Provided data:
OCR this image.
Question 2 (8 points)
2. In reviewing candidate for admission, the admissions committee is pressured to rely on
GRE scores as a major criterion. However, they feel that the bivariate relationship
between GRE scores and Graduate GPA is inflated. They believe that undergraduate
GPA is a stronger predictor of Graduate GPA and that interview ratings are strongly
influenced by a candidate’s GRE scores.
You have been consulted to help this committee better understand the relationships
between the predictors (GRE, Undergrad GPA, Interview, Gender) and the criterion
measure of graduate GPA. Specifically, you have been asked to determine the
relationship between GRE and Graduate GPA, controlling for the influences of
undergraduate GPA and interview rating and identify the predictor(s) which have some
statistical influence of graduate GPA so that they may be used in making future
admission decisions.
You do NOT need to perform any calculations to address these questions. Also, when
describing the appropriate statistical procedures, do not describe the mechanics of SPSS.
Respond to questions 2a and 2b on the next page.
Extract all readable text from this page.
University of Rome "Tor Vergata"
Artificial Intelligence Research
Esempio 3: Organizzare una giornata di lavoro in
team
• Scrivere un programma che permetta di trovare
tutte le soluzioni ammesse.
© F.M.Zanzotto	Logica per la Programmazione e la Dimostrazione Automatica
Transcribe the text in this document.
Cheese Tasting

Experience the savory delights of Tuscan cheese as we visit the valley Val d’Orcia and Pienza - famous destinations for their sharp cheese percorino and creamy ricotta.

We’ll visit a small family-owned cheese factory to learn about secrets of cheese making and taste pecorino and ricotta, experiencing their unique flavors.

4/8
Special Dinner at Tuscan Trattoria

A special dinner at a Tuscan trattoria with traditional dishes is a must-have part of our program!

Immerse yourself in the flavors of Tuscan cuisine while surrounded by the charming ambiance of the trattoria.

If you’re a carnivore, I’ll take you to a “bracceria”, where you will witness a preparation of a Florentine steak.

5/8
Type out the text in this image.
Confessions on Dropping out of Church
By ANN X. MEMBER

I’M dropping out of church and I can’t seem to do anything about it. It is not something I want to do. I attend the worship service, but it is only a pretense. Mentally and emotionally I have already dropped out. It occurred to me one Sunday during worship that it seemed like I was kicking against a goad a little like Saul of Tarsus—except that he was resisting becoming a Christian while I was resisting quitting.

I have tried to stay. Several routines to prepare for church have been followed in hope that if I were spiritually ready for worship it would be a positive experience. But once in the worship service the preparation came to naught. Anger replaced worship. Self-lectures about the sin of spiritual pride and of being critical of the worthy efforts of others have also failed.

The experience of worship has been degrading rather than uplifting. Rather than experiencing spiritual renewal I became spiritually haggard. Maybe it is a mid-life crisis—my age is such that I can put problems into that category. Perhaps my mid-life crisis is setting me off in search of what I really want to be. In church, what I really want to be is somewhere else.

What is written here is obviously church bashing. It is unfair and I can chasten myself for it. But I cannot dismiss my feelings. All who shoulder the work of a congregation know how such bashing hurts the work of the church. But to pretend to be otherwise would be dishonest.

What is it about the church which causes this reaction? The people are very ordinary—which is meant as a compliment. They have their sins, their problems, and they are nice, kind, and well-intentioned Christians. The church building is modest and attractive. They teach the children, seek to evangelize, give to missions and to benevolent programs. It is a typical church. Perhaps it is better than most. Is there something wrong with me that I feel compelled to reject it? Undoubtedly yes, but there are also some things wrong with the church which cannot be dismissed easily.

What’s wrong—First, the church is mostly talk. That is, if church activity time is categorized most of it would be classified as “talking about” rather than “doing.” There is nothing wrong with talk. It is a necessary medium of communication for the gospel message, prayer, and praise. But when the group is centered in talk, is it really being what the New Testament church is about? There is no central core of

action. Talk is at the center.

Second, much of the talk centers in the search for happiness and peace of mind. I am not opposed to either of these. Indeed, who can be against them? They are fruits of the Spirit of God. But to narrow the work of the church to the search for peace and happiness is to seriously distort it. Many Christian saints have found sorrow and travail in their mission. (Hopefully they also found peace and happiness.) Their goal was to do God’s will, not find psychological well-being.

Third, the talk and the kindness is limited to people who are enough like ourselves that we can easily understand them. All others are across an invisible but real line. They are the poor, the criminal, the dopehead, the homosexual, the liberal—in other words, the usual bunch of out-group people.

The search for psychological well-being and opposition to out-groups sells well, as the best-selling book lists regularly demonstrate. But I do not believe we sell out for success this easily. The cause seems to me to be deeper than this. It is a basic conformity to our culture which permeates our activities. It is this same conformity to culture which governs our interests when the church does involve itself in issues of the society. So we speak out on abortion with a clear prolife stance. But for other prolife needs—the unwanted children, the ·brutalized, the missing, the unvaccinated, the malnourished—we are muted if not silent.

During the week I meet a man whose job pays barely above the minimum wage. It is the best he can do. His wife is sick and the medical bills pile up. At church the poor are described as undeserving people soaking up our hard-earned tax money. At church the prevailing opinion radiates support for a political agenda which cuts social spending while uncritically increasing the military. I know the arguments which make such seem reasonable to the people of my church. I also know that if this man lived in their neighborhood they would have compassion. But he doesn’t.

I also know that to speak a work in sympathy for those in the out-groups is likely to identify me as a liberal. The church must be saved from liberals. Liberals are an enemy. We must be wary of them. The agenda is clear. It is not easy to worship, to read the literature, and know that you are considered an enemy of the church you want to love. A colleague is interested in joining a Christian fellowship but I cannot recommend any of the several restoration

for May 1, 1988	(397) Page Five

Task instructions: Look over the listing above. Pick out and copy every line that includes "image".

Task response:
OCR this image.
Type out the text in this image.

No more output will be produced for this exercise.